Written instruction:
Gather all lines in the entries that include the word "cancel".

Supplied entries:
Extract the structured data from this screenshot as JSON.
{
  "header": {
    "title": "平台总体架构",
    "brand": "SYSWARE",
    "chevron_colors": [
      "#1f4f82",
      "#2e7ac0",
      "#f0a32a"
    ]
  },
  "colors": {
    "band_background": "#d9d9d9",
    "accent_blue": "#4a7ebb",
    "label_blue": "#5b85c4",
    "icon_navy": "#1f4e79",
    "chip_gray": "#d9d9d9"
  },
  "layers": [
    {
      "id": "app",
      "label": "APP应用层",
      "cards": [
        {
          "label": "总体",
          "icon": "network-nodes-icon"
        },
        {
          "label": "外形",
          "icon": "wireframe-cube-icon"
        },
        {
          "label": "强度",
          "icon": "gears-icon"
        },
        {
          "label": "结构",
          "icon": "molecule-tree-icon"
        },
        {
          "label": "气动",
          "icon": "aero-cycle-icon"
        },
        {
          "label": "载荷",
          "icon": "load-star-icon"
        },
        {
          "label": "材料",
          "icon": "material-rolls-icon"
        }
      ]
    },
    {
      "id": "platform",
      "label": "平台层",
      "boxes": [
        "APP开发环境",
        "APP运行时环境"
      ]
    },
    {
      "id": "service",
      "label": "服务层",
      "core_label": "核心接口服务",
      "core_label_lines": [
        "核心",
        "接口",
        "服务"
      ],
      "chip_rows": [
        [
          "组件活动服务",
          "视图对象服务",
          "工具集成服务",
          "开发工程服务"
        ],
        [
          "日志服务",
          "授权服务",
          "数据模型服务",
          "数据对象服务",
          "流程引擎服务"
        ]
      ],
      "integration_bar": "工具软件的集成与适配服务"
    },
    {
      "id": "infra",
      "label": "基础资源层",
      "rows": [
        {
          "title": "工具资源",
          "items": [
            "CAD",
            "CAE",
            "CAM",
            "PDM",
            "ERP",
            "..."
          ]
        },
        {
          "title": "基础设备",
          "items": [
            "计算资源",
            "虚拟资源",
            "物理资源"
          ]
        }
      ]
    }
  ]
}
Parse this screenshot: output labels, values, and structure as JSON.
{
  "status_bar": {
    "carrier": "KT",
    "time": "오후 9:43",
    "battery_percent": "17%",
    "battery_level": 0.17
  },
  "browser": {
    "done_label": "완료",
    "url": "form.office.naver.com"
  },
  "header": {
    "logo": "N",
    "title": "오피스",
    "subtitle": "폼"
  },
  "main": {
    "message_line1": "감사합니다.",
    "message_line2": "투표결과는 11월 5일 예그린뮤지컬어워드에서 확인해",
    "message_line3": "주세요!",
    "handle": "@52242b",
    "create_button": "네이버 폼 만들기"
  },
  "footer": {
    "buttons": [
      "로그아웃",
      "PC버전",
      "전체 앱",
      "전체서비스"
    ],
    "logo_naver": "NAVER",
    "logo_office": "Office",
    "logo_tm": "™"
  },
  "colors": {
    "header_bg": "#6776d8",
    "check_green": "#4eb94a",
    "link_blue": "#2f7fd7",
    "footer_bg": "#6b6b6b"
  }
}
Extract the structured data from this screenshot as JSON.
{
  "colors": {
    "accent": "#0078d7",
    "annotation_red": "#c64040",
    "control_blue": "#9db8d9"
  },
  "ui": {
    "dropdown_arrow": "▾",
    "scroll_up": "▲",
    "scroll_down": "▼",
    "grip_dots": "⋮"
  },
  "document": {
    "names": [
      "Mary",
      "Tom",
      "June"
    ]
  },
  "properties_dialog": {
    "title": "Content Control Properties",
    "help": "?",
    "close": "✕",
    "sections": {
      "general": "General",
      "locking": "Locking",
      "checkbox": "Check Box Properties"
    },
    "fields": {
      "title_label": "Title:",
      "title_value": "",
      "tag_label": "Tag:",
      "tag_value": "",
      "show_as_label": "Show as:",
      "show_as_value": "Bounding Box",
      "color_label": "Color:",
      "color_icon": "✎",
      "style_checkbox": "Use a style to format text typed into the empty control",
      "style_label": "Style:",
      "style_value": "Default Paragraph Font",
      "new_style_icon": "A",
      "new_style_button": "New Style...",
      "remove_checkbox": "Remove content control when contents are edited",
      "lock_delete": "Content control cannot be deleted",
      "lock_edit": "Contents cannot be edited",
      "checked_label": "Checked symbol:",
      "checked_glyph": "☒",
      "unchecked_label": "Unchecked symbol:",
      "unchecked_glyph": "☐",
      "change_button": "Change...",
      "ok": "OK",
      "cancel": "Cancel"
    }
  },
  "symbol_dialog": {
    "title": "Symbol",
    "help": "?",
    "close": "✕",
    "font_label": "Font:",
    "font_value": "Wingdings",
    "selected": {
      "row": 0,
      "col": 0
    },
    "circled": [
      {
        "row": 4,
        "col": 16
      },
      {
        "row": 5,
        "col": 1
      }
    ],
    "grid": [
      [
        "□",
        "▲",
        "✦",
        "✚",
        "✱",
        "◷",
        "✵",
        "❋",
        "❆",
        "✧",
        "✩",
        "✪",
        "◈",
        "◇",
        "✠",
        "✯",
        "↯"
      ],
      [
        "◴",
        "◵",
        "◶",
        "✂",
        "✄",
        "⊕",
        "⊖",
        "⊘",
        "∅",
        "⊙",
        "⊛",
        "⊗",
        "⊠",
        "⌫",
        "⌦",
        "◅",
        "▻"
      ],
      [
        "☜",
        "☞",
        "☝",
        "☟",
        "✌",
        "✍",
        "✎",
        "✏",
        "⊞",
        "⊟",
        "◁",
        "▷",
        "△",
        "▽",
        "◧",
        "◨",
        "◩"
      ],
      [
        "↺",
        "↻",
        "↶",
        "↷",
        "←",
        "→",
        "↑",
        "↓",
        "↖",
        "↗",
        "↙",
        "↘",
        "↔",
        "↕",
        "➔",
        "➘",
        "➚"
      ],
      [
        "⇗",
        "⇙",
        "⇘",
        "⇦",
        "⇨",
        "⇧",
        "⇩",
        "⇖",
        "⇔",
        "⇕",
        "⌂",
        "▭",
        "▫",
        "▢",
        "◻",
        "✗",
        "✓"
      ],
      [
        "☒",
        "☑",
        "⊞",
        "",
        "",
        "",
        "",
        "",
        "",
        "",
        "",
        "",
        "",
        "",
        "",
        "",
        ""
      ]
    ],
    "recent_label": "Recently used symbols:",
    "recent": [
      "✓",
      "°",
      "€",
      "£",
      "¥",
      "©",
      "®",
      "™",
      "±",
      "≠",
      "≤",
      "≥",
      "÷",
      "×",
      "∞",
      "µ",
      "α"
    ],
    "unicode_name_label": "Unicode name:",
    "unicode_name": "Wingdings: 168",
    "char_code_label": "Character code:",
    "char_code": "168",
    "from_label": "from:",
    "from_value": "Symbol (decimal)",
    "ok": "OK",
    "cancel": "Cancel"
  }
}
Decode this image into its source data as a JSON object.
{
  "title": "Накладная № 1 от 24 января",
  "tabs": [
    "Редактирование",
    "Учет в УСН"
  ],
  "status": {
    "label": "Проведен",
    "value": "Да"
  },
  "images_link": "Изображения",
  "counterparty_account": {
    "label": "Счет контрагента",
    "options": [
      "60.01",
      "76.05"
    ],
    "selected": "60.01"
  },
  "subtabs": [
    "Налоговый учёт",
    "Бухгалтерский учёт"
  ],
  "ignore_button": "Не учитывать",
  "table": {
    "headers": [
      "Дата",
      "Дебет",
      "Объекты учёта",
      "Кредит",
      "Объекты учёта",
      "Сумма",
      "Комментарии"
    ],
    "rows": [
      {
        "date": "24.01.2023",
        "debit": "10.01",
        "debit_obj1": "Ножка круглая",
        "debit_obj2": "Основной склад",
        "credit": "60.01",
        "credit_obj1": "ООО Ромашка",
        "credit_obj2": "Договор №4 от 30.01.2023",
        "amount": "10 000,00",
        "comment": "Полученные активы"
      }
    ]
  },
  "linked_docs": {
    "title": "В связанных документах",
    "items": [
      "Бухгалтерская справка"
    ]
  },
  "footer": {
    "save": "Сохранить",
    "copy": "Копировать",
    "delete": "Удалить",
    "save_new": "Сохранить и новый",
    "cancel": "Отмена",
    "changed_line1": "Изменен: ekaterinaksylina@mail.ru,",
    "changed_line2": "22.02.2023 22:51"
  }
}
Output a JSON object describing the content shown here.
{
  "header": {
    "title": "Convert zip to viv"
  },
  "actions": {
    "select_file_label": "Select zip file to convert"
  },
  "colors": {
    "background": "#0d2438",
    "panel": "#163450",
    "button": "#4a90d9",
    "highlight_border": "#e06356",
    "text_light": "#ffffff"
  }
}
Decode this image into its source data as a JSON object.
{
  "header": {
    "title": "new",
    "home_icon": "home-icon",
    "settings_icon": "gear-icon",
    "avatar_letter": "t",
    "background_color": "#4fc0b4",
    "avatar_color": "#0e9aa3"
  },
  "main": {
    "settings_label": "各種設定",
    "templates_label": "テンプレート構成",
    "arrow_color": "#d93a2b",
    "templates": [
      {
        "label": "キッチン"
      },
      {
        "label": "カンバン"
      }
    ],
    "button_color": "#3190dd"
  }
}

Written answer:
      "cancel": "Cancel"
    "cancel": "Cancel"
    "cancel": "Отмена",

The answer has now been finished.